— start —

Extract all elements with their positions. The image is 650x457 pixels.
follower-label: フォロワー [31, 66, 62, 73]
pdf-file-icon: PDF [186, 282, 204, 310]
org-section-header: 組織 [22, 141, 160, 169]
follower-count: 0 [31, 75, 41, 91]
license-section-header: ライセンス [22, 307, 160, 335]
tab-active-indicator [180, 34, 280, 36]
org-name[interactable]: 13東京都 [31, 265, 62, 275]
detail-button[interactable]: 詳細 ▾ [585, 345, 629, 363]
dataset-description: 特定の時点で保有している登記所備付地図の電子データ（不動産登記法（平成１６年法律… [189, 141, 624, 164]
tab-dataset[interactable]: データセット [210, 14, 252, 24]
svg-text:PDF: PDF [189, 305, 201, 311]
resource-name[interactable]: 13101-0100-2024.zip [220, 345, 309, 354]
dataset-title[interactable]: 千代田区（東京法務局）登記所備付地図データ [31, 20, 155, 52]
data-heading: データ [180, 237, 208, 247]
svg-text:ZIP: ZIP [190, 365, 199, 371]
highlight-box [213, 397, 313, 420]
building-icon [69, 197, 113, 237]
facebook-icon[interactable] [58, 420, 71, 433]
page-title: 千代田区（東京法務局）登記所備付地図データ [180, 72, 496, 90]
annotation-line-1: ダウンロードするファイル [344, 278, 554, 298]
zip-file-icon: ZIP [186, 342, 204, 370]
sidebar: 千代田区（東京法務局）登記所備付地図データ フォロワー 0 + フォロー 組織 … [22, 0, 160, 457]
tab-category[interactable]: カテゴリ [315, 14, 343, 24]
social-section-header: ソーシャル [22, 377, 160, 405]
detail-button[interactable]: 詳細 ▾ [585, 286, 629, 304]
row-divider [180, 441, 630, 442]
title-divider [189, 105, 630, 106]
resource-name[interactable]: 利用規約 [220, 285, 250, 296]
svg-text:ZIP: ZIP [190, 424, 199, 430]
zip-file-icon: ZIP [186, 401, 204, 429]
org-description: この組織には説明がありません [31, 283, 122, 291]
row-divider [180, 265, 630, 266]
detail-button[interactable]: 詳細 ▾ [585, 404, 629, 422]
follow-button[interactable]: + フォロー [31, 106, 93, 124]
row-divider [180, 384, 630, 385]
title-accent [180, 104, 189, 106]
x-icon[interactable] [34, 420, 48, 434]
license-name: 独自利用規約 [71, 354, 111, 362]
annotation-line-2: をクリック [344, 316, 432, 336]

— end —

* **WORK TO BE COMPLETED**
Give the rows from the start of the records through the line containing "svg-text:ZIP: ZIP [190, 424, 199, 430]" as a JSON list of strings, one string per line, leaving out blank lines.

* **RESULT OF THIS TASK**
[
  "Extract all elements with their positions. The image is 650x457 pixels.",
  "follower-label: フォロワー [31, 66, 62, 73]",
  "pdf-file-icon: PDF [186, 282, 204, 310]",
  "org-section-header: 組織 [22, 141, 160, 169]",
  "follower-count: 0 [31, 75, 41, 91]",
  "license-section-header: ライセンス [22, 307, 160, 335]",
  "tab-active-indicator [180, 34, 280, 36]",
  "org-name[interactable]: 13東京都 [31, 265, 62, 275]",
  "detail-button[interactable]: 詳細 ▾ [585, 345, 629, 363]",
  "dataset-description: 特定の時点で保有している登記所備付地図の電子データ（不動産登記法（平成１６年法律… [189, 141, 624, 164]",
  "tab-dataset[interactable]: データセット [210, 14, 252, 24]",
  "svg-text:PDF: PDF [189, 305, 201, 311]",
  "resource-name[interactable]: 13101-0100-2024.zip [220, 345, 309, 354]",
  "dataset-title[interactable]: 千代田区（東京法務局）登記所備付地図データ [31, 20, 155, 52]",
  "data-heading: データ [180, 237, 208, 247]",
  "svg-text:ZIP: ZIP [190, 365, 199, 371]",
  "highlight-box [213, 397, 313, 420]",
  "building-icon [69, 197, 113, 237]",
  "facebook-icon[interactable] [58, 420, 71, 433]",
  "page-title: 千代田区（東京法務局）登記所備付地図データ [180, 72, 496, 90]",
  "annotation-line-1: ダウンロードするファイル [344, 278, 554, 298]",
  "zip-file-icon: ZIP [186, 342, 204, 370]",
  "sidebar: 千代田区（東京法務局）登記所備付地図データ フォロワー 0 + フォロー 組織 … [22, 0, 160, 457]",
  "tab-category[interactable]: カテゴリ [315, 14, 343, 24]",
  "social-section-header: ソーシャル [22, 377, 160, 405]",
  "detail-button[interactable]: 詳細 ▾ [585, 286, 629, 304]",
  "row-divider [180, 441, 630, 442]",
  "title-divider [189, 105, 630, 106]",
  "resource-name[interactable]: 利用規約 [220, 285, 250, 296]",
  "svg-text:ZIP: ZIP [190, 424, 199, 430]"
]